Set task:
Give the entries back exactly, dropping each image.

- - -

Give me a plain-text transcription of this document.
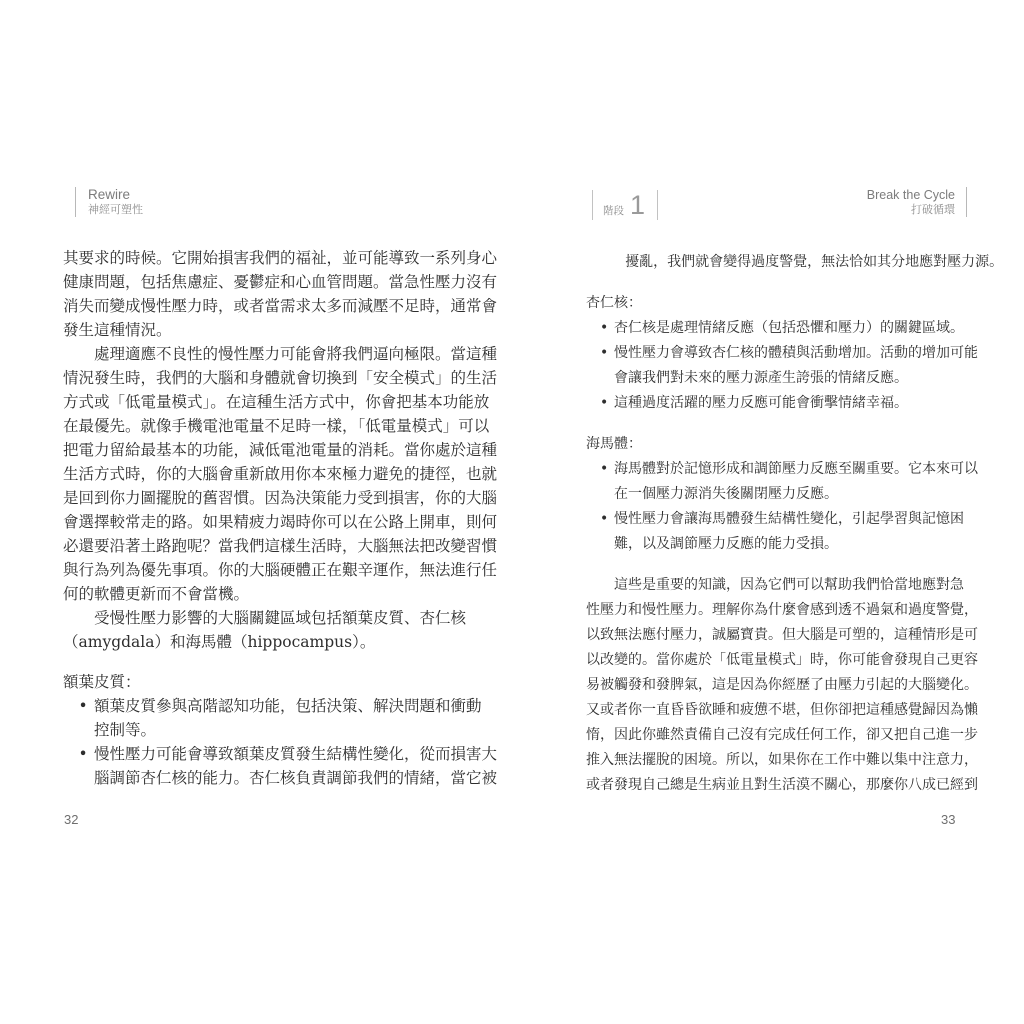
Rewire
神經可塑性	階段 1	Break the Cycle
打破循環
其要求的時候。它開始損害我們的福祉，並可能導致一系列身心
健康問題，包括焦慮症、憂鬱症和心血管問題。當急性壓力沒有
消失而變成慢性壓力時，或者當需求太多而減壓不足時，通常會
發生這種情況。
處理適應不良性的慢性壓力可能會將我們逼向極限。當這種
情況發生時，我們的大腦和身體就會切換到「安全模式」的生活
方式或「低電量模式」。在這種生活方式中，你會把基本功能放
在最優先。就像手機電池電量不足時一樣，「低電量模式」可以
把電力留給最基本的功能，減低電池電量的消耗。當你處於這種
生活方式時，你的大腦會重新啟用你本來極力避免的捷徑，也就
是回到你力圖擺脫的舊習慣。因為決策能力受到損害，你的大腦
會選擇較常走的路。如果精疲力竭時你可以在公路上開車，則何
必還要沿著土路跑呢？當我們這樣生活時，大腦無法把改變習慣
與行為列為優先事項。你的大腦硬體正在艱辛運作，無法進行任
何的軟體更新而不會當機。
受慢性壓力影響的大腦關鍵區域包括額葉皮質、杏仁核
（amygdala）和海馬體（hippocampus）。
額葉皮質：
• 額葉皮質參與高階認知功能，包括決策、解決問題和衝動
控制等。
• 慢性壓力可能會導致額葉皮質發生結構性變化，從而損害大
腦調節杏仁核的能力。杏仁核負責調節我們的情緒，當它被
擾亂，我們就會變得過度警覺，無法恰如其分地應對壓力源。
杏仁核：
• 杏仁核是處理情緒反應（包括恐懼和壓力）的關鍵區域。
• 慢性壓力會導致杏仁核的體積與活動增加。活動的增加可能
會讓我們對未來的壓力源產生誇張的情緒反應。
• 這種過度活躍的壓力反應可能會衝擊情緒幸福。
海馬體：
• 海馬體對於記憶形成和調節壓力反應至關重要。它本來可以
在一個壓力源消失後關閉壓力反應。
• 慢性壓力會讓海馬體發生結構性變化，引起學習與記憶困
難，以及調節壓力反應的能力受損。
這些是重要的知識，因為它們可以幫助我們恰當地應對急
性壓力和慢性壓力。理解你為什麼會感到透不過氣和過度警覺，
以致無法應付壓力，誠屬寶貴。但大腦是可塑的，這種情形是可
以改變的。當你處於「低電量模式」時，你可能會發現自己更容
易被觸發和發脾氣，這是因為你經歷了由壓力引起的大腦變化。
又或者你一直昏昏欲睡和疲憊不堪，但你卻把這種感覺歸因為懶
惰，因此你雖然責備自己沒有完成任何工作，卻又把自己進一步
推入無法擺脫的困境。所以，如果你在工作中難以集中注意力，
或者發現自己總是生病並且對生活漠不關心，那麼你八成已經到
32	33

- - -

Exercise response:
Give me a plain-text transcription of this document.
Rewire
神經可塑性	階段 1	Break the Cycle
打破循環
其要求的時候。它開始損害我們的福祉，並可能導致一系列身心
健康問題，包括焦慮症、憂鬱症和心血管問題。當急性壓力沒有
消失而變成慢性壓力時，或者當需求太多而減壓不足時，通常會
發生這種情況。
處理適應不良性的慢性壓力可能會將我們逼向極限。當這種
情況發生時，我們的大腦和身體就會切換到「安全模式」的生活
方式或「低電量模式」。在這種生活方式中，你會把基本功能放
在最優先。就像手機電池電量不足時一樣，「低電量模式」可以
把電力留給最基本的功能，減低電池電量的消耗。當你處於這種
生活方式時，你的大腦會重新啟用你本來極力避免的捷徑，也就
是回到你力圖擺脫的舊習慣。因為決策能力受到損害，你的大腦
會選擇較常走的路。如果精疲力竭時你可以在公路上開車，則何
必還要沿著土路跑呢？當我們這樣生活時，大腦無法把改變習慣
與行為列為優先事項。你的大腦硬體正在艱辛運作，無法進行任
何的軟體更新而不會當機。
受慢性壓力影響的大腦關鍵區域包括額葉皮質、杏仁核
（amygdala）和海馬體（hippocampus）。
額葉皮質：
• 額葉皮質參與高階認知功能，包括決策、解決問題和衝動
控制等。
• 慢性壓力可能會導致額葉皮質發生結構性變化，從而損害大
腦調節杏仁核的能力。杏仁核負責調節我們的情緒，當它被
擾亂，我們就會變得過度警覺，無法恰如其分地應對壓力源。
杏仁核：
• 杏仁核是處理情緒反應（包括恐懼和壓力）的關鍵區域。
• 慢性壓力會導致杏仁核的體積與活動增加。活動的增加可能
會讓我們對未來的壓力源產生誇張的情緒反應。
• 這種過度活躍的壓力反應可能會衝擊情緒幸福。
海馬體：
• 海馬體對於記憶形成和調節壓力反應至關重要。它本來可以
在一個壓力源消失後關閉壓力反應。
• 慢性壓力會讓海馬體發生結構性變化，引起學習與記憶困
難，以及調節壓力反應的能力受損。
這些是重要的知識，因為它們可以幫助我們恰當地應對急
性壓力和慢性壓力。理解你為什麼會感到透不過氣和過度警覺，
以致無法應付壓力，誠屬寶貴。但大腦是可塑的，這種情形是可
以改變的。當你處於「低電量模式」時，你可能會發現自己更容
易被觸發和發脾氣，這是因為你經歷了由壓力引起的大腦變化。
又或者你一直昏昏欲睡和疲憊不堪，但你卻把這種感覺歸因為懶
惰，因此你雖然責備自己沒有完成任何工作，卻又把自己進一步
推入無法擺脫的困境。所以，如果你在工作中難以集中注意力，
或者發現自己總是生病並且對生活漠不關心，那麼你八成已經到
32	33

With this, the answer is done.